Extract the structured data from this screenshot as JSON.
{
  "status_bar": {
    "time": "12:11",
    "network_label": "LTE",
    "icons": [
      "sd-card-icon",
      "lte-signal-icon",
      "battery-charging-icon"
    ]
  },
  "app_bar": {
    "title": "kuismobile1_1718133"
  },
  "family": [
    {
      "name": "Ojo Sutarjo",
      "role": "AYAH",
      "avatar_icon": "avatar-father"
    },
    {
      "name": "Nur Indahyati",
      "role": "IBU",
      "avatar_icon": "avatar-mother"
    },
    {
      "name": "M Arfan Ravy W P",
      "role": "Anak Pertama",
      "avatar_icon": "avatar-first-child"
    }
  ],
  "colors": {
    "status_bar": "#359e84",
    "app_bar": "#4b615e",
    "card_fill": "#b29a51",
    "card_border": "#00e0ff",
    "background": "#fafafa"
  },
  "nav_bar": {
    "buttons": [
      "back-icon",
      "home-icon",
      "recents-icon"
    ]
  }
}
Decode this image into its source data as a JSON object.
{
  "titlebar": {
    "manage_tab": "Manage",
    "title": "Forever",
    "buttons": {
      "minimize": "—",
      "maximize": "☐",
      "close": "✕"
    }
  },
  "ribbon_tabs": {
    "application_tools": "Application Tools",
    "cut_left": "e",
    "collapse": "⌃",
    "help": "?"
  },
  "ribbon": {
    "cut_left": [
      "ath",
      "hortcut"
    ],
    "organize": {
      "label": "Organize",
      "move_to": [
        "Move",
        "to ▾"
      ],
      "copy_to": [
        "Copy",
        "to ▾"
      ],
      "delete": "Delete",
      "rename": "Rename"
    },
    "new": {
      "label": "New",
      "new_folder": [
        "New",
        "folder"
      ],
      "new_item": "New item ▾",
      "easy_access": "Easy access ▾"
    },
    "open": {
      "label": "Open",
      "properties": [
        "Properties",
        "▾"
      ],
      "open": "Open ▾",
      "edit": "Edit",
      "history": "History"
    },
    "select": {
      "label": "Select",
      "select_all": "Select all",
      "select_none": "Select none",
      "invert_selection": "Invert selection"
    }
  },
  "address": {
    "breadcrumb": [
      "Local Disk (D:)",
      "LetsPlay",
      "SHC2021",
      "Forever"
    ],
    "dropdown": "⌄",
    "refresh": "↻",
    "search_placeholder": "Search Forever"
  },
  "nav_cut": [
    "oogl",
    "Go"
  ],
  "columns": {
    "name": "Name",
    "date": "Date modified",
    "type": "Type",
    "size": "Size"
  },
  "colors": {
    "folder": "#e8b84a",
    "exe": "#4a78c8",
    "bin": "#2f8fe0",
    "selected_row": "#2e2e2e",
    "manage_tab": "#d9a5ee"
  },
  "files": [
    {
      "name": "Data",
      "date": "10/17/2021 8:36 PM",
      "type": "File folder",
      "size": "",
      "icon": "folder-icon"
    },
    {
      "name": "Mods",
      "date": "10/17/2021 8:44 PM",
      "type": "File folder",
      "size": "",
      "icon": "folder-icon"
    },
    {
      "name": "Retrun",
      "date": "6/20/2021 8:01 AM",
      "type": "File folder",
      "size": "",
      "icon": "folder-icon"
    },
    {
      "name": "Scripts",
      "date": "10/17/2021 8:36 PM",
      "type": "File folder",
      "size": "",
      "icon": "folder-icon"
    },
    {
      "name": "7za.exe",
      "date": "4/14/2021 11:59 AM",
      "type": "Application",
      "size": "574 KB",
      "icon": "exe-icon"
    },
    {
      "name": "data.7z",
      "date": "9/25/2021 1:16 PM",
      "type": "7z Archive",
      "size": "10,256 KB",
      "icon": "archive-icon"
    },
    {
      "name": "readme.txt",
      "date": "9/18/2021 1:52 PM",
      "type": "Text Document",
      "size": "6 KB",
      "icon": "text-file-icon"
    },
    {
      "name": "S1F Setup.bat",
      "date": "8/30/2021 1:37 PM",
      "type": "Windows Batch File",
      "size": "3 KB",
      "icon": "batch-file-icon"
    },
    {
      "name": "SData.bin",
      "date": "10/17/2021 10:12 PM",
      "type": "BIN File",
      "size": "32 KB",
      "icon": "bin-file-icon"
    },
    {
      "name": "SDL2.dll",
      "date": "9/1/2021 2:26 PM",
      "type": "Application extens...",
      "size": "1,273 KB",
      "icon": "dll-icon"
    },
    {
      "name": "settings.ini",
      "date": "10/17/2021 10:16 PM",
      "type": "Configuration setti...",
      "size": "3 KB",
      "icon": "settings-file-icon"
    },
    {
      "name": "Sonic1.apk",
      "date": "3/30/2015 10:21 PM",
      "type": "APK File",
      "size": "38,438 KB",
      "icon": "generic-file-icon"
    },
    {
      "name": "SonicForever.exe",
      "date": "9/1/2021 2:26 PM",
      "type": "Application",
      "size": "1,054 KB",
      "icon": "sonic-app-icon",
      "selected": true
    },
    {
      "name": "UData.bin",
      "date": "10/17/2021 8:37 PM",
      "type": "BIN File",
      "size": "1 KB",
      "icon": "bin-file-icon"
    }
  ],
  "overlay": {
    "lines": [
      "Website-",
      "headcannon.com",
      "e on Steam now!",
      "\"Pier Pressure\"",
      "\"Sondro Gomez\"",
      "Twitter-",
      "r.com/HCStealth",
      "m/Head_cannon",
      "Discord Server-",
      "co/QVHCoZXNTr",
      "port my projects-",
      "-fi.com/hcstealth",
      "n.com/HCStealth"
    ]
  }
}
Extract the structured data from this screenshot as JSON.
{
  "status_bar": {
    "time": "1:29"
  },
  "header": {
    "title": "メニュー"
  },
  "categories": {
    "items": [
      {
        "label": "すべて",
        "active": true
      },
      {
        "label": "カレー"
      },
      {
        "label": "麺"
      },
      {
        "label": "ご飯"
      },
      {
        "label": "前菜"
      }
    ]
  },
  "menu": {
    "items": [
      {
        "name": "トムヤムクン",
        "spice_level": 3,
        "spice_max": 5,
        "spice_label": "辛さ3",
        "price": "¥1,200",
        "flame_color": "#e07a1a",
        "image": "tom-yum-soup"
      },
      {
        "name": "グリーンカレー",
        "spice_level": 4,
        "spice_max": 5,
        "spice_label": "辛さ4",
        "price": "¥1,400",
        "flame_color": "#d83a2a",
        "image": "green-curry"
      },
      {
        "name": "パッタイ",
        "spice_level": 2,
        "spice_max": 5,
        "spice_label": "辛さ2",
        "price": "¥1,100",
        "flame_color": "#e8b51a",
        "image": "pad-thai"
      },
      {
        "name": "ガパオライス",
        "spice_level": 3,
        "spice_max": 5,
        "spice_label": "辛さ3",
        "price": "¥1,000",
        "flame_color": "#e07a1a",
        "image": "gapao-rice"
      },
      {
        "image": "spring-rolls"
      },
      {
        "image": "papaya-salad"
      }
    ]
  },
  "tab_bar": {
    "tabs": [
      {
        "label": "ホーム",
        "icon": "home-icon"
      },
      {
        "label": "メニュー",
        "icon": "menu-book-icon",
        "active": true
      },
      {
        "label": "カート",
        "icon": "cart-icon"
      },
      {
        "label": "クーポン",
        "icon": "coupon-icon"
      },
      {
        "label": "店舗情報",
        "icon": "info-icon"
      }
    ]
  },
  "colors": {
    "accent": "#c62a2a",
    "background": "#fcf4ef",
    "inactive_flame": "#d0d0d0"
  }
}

Your task. Give the number of lines above that hold the word "price", and nothing more.

Solution below. 4